● Input rows
-----

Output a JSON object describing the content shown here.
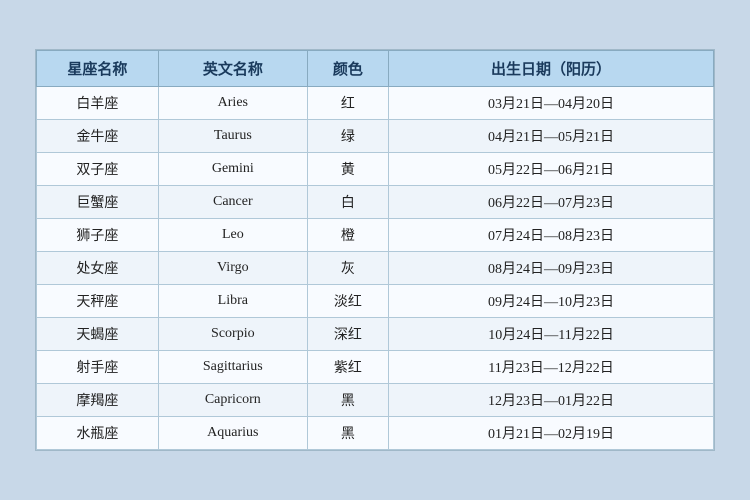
{
  "table": {
    "headers": [
      "星座名称",
      "英文名称",
      "颜色",
      "出生日期（阳历）"
    ],
    "rows": [
      {
        "chinese": "白羊座",
        "english": "Aries",
        "color": "红",
        "date": "03月21日—04月20日"
      },
      {
        "chinese": "金牛座",
        "english": "Taurus",
        "color": "绿",
        "date": "04月21日—05月21日"
      },
      {
        "chinese": "双子座",
        "english": "Gemini",
        "color": "黄",
        "date": "05月22日—06月21日"
      },
      {
        "chinese": "巨蟹座",
        "english": "Cancer",
        "color": "白",
        "date": "06月22日—07月23日"
      },
      {
        "chinese": "狮子座",
        "english": "Leo",
        "color": "橙",
        "date": "07月24日—08月23日"
      },
      {
        "chinese": "处女座",
        "english": "Virgo",
        "color": "灰",
        "date": "08月24日—09月23日"
      },
      {
        "chinese": "天秤座",
        "english": "Libra",
        "color": "淡红",
        "date": "09月24日—10月23日"
      },
      {
        "chinese": "天蝎座",
        "english": "Scorpio",
        "color": "深红",
        "date": "10月24日—11月22日"
      },
      {
        "chinese": "射手座",
        "english": "Sagittarius",
        "color": "紫红",
        "date": "11月23日—12月22日"
      },
      {
        "chinese": "摩羯座",
        "english": "Capricorn",
        "color": "黑",
        "date": "12月23日—01月22日"
      },
      {
        "chinese": "水瓶座",
        "english": "Aquarius",
        "color": "黑",
        "date": "01月21日—02月19日"
      }
    ]
  }
}
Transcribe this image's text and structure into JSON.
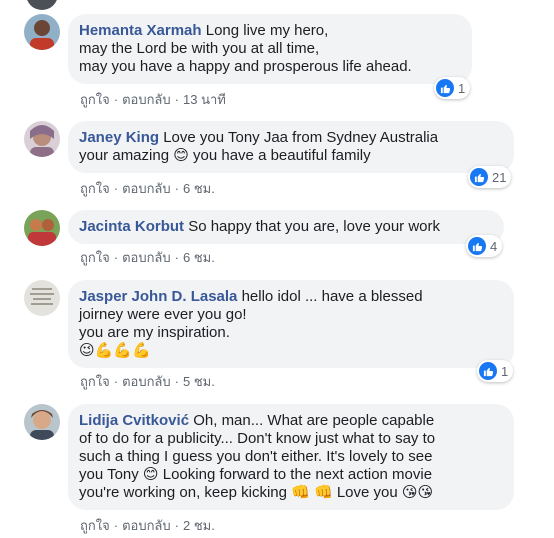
{
  "comments": [
    {
      "author": "Hemanta Xarmah",
      "lines": [
        "Long live my hero,",
        "may the Lord be with you at all time,",
        "may you have a happy and prosperous life ahead."
      ],
      "actions": {
        "like": "ถูกใจ",
        "reply": "ตอบกลับ",
        "time": "13 นาที"
      },
      "reaction_count": "1",
      "avatar_color": "#7a5a4a"
    },
    {
      "author": "Janey King",
      "lines": [
        "Love you Tony Jaa from Sydney Australia",
        "your amazing 😊 you have a beautiful family"
      ],
      "actions": {
        "like": "ถูกใจ",
        "reply": "ตอบกลับ",
        "time": "6 ชม."
      },
      "reaction_count": "21",
      "avatar_color": "#b89aa8"
    },
    {
      "author": "Jacinta Korbut",
      "lines": [
        "So happy that you are, love your work"
      ],
      "actions": {
        "like": "ถูกใจ",
        "reply": "ตอบกลับ",
        "time": "6 ชม."
      },
      "reaction_count": "4",
      "avatar_color": "#c0783c"
    },
    {
      "author": "Jasper John D. Lasala",
      "lines": [
        "hello idol ... have a blessed",
        "joirney were ever you go!",
        "you are my inspiration.",
        "😉💪💪💪"
      ],
      "actions": {
        "like": "ถูกใจ",
        "reply": "ตอบกลับ",
        "time": "5 ชม."
      },
      "reaction_count": "1",
      "avatar_color": "#d6d3c8"
    },
    {
      "author": "Lidija Cvitković",
      "lines": [
        "Oh, man... What are people capable",
        "of to do for a publicity... Don't know just what to say to",
        "such a thing I guess you don't either. It's lovely to see",
        "you Tony 😊 Looking forward to the next action movie",
        "you're working on, keep kicking 👊 👊 Love you 😘😘"
      ],
      "actions": {
        "like": "ถูกใจ",
        "reply": "ตอบกลับ",
        "time": "2 ชม."
      },
      "avatar_color": "#8a6a4a"
    }
  ],
  "colors": {
    "author": "#385898",
    "bubble": "#f2f3f5",
    "meta": "#606770",
    "like_blue": "#1877f2"
  },
  "icons": {
    "reaction": "like-thumb-icon"
  }
}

-----

● Set task
Select every line above that contains the word "date", and copy it.

● Output of the task
        "date": "03月21日—04月20日"
        "date": "04月21日—05月21日"
        "date": "05月22日—06月21日"
        "date": "06月22日—07月23日"
        "date": "07月24日—08月23日"
        "date": "08月24日—09月23日"
        "date": "09月24日—10月23日"
        "date": "10月24日—11月22日"
        "date": "11月23日—12月22日"
        "date": "12月23日—01月22日"
        "date": "01月21日—02月19日"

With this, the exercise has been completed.